> Requirement
The records below are to be copied word for word, with every picture left out.

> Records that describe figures
= = = =

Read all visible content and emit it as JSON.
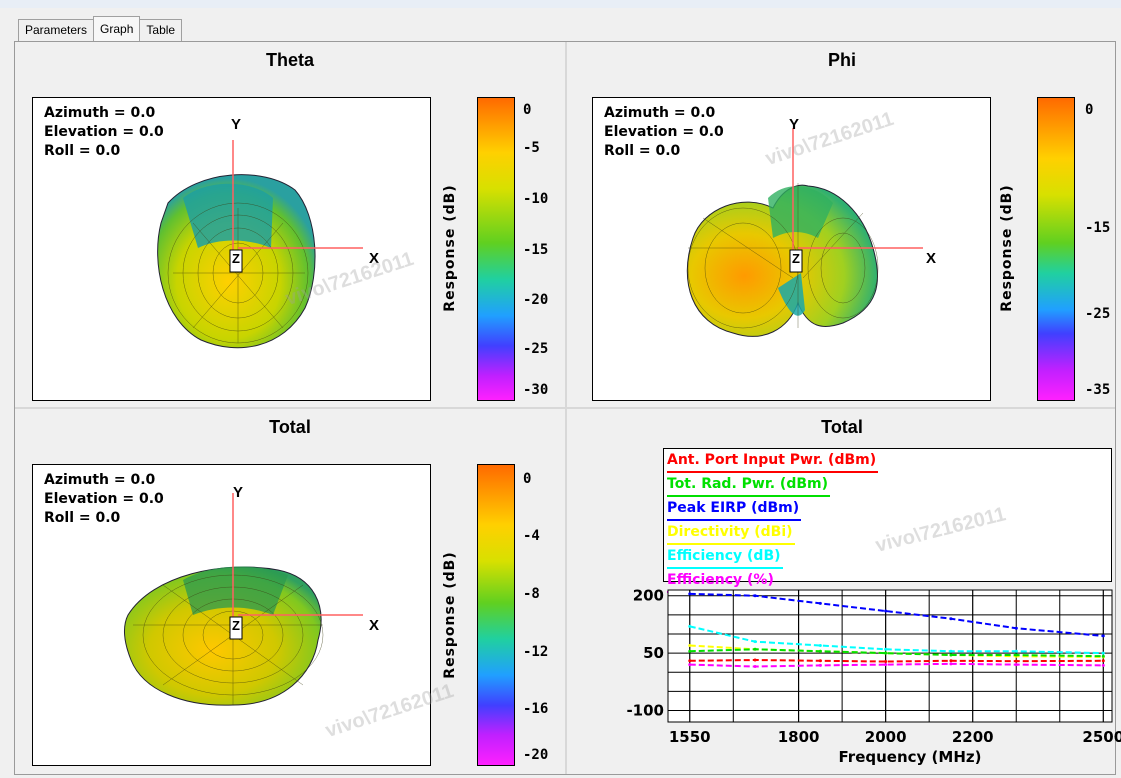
{
  "tabs": [
    {
      "label": "Parameters",
      "active": false
    },
    {
      "label": "Graph",
      "active": true
    },
    {
      "label": "Table",
      "active": false
    }
  ],
  "panels": {
    "theta": {
      "title": "Theta",
      "azimuth": "Azimuth = 0.0",
      "elevation": "Elevation = 0.0",
      "roll": "Roll = 0.0",
      "axis_x": "X",
      "axis_y": "Y",
      "axis_z": "Z",
      "colorbar_label": "Response (dB)",
      "ticks": [
        "0",
        "-5",
        "-10",
        "-15",
        "-20",
        "-25",
        "-30"
      ],
      "watermark": "vivo\\72162011"
    },
    "phi": {
      "title": "Phi",
      "azimuth": "Azimuth = 0.0",
      "elevation": "Elevation = 0.0",
      "roll": "Roll = 0.0",
      "axis_x": "X",
      "axis_y": "Y",
      "axis_z": "Z",
      "colorbar_label": "Response (dB)",
      "ticks": [
        "0",
        "-15",
        "-25",
        "-35"
      ],
      "watermark": "vivo\\72162011"
    },
    "total3d": {
      "title": "Total",
      "azimuth": "Azimuth = 0.0",
      "elevation": "Elevation = 0.0",
      "roll": "Roll = 0.0",
      "axis_x": "X",
      "axis_y": "Y",
      "axis_z": "Z",
      "colorbar_label": "Response (dB)",
      "ticks": [
        "0",
        "-4",
        "-8",
        "-12",
        "-16",
        "-20"
      ],
      "watermark": "vivo\\72162011"
    },
    "total2d": {
      "title": "Total",
      "watermark": "vivo\\72162011"
    }
  },
  "chart_data": {
    "type": "line",
    "title": "Total",
    "xlabel": "Frequency (MHz)",
    "ylabel": "",
    "xlim": [
      1500,
      2520
    ],
    "ylim": [
      -130,
      215
    ],
    "x_ticks": [
      "1550",
      "1800",
      "2000",
      "2200",
      "2500"
    ],
    "y_ticks": [
      "200",
      "50",
      "-100"
    ],
    "grid": true,
    "legend_position": "top",
    "legend": [
      {
        "name": "Ant. Port Input Pwr. (dBm)",
        "color": "#ff0000"
      },
      {
        "name": "Tot. Rad. Pwr. (dBm)",
        "color": "#00e000"
      },
      {
        "name": "Peak EIRP (dBm)",
        "color": "#0000ff"
      },
      {
        "name": "Directivity (dBi)",
        "color": "#ffff00"
      },
      {
        "name": "Efficiency (dB)",
        "color": "#00ffff"
      },
      {
        "name": "Efficiency (%)",
        "color": "#ff00ff"
      }
    ],
    "x": [
      1550,
      1700,
      1850,
      2000,
      2150,
      2300,
      2500
    ],
    "series": [
      {
        "name": "Peak EIRP (dBm)",
        "color": "#0000ff",
        "values": [
          205,
          200,
          180,
          160,
          140,
          115,
          95
        ]
      },
      {
        "name": "Directivity (dBi)",
        "color": "#ffff00",
        "values": [
          70,
          60,
          55,
          50,
          45,
          42,
          40
        ]
      },
      {
        "name": "Efficiency (dB)",
        "color": "#00ffff",
        "values": [
          120,
          80,
          70,
          60,
          55,
          55,
          50
        ]
      },
      {
        "name": "Ant. Port Input Pwr. (dBm)",
        "color": "#ff0000",
        "values": [
          30,
          32,
          30,
          28,
          30,
          29,
          30
        ]
      },
      {
        "name": "Tot. Rad. Pwr. (dBm)",
        "color": "#00e000",
        "values": [
          55,
          60,
          55,
          50,
          45,
          45,
          42
        ]
      },
      {
        "name": "Efficiency (%)",
        "color": "#ff00ff",
        "values": [
          20,
          15,
          18,
          20,
          22,
          20,
          18
        ]
      }
    ]
  }
}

= = = =

> Reply to the exercise
Read all visible content and emit it as JSON.
{
  "tabs": [
    {
      "label": "Parameters",
      "active": false
    },
    {
      "label": "Graph",
      "active": true
    },
    {
      "label": "Table",
      "active": false
    }
  ],
  "panels": {
    "theta": {
      "title": "Theta",
      "azimuth": "Azimuth = 0.0",
      "elevation": "Elevation = 0.0",
      "roll": "Roll = 0.0",
      "axis_x": "X",
      "axis_y": "Y",
      "axis_z": "Z",
      "colorbar_label": "Response (dB)",
      "ticks": [
        "0",
        "-5",
        "-10",
        "-15",
        "-20",
        "-25",
        "-30"
      ],
      "watermark": "vivo\\72162011"
    },
    "phi": {
      "title": "Phi",
      "azimuth": "Azimuth = 0.0",
      "elevation": "Elevation = 0.0",
      "roll": "Roll = 0.0",
      "axis_x": "X",
      "axis_y": "Y",
      "axis_z": "Z",
      "colorbar_label": "Response (dB)",
      "ticks": [
        "0",
        "-15",
        "-25",
        "-35"
      ],
      "watermark": "vivo\\72162011"
    },
    "total3d": {
      "title": "Total",
      "azimuth": "Azimuth = 0.0",
      "elevation": "Elevation = 0.0",
      "roll": "Roll = 0.0",
      "axis_x": "X",
      "axis_y": "Y",
      "axis_z": "Z",
      "colorbar_label": "Response (dB)",
      "ticks": [
        "0",
        "-4",
        "-8",
        "-12",
        "-16",
        "-20"
      ],
      "watermark": "vivo\\72162011"
    },
    "total2d": {
      "title": "Total",
      "watermark": "vivo\\72162011"
    }
  },
  "chart_data": {
    "type": "line",
    "title": "Total",
    "xlabel": "Frequency (MHz)",
    "ylabel": "",
    "xlim": [
      1500,
      2520
    ],
    "ylim": [
      -130,
      215
    ],
    "x_ticks": [
      "1550",
      "1800",
      "2000",
      "2200",
      "2500"
    ],
    "y_ticks": [
      "200",
      "50",
      "-100"
    ],
    "grid": true,
    "legend_position": "top",
    "legend": [
      {
        "name": "Ant. Port Input Pwr. (dBm)",
        "color": "#ff0000"
      },
      {
        "name": "Tot. Rad. Pwr. (dBm)",
        "color": "#00e000"
      },
      {
        "name": "Peak EIRP (dBm)",
        "color": "#0000ff"
      },
      {
        "name": "Directivity (dBi)",
        "color": "#ffff00"
      },
      {
        "name": "Efficiency (dB)",
        "color": "#00ffff"
      },
      {
        "name": "Efficiency (%)",
        "color": "#ff00ff"
      }
    ],
    "x": [
      1550,
      1700,
      1850,
      2000,
      2150,
      2300,
      2500
    ],
    "series": [
      {
        "name": "Peak EIRP (dBm)",
        "color": "#0000ff",
        "values": [
          205,
          200,
          180,
          160,
          140,
          115,
          95
        ]
      },
      {
        "name": "Directivity (dBi)",
        "color": "#ffff00",
        "values": [
          70,
          60,
          55,
          50,
          45,
          42,
          40
        ]
      },
      {
        "name": "Efficiency (dB)",
        "color": "#00ffff",
        "values": [
          120,
          80,
          70,
          60,
          55,
          55,
          50
        ]
      },
      {
        "name": "Ant. Port Input Pwr. (dBm)",
        "color": "#ff0000",
        "values": [
          30,
          32,
          30,
          28,
          30,
          29,
          30
        ]
      },
      {
        "name": "Tot. Rad. Pwr. (dBm)",
        "color": "#00e000",
        "values": [
          55,
          60,
          55,
          50,
          45,
          45,
          42
        ]
      },
      {
        "name": "Efficiency (%)",
        "color": "#ff00ff",
        "values": [
          20,
          15,
          18,
          20,
          22,
          20,
          18
        ]
      }
    ]
  }
}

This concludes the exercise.